Collected data —
## Start

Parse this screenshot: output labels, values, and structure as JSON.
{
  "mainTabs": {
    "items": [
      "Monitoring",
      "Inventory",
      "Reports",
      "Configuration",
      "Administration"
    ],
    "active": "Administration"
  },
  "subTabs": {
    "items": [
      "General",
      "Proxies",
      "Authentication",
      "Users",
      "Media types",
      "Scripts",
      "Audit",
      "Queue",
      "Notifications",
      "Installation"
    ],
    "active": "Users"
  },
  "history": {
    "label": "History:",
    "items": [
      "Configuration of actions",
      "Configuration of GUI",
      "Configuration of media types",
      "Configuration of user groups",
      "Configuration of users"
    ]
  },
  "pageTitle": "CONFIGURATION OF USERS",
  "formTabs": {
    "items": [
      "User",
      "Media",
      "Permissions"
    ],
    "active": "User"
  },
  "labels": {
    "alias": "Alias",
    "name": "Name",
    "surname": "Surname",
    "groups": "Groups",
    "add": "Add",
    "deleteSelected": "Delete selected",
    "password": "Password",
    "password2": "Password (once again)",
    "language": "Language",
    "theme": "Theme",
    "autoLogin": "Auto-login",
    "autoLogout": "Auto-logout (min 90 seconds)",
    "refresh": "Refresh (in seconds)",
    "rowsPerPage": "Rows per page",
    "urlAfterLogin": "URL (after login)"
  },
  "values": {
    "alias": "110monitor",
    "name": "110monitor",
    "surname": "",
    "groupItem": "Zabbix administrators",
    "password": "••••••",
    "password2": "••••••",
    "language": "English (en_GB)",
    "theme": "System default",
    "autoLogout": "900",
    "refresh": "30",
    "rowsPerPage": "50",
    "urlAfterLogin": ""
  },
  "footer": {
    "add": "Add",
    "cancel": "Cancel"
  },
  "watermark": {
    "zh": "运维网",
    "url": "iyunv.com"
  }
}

## End

Written problem — Pick out the lines above that hold the string "values" and show them.

Solution below —
Parse this screenshot: output labels, values, and structure as JSON.
  "values": {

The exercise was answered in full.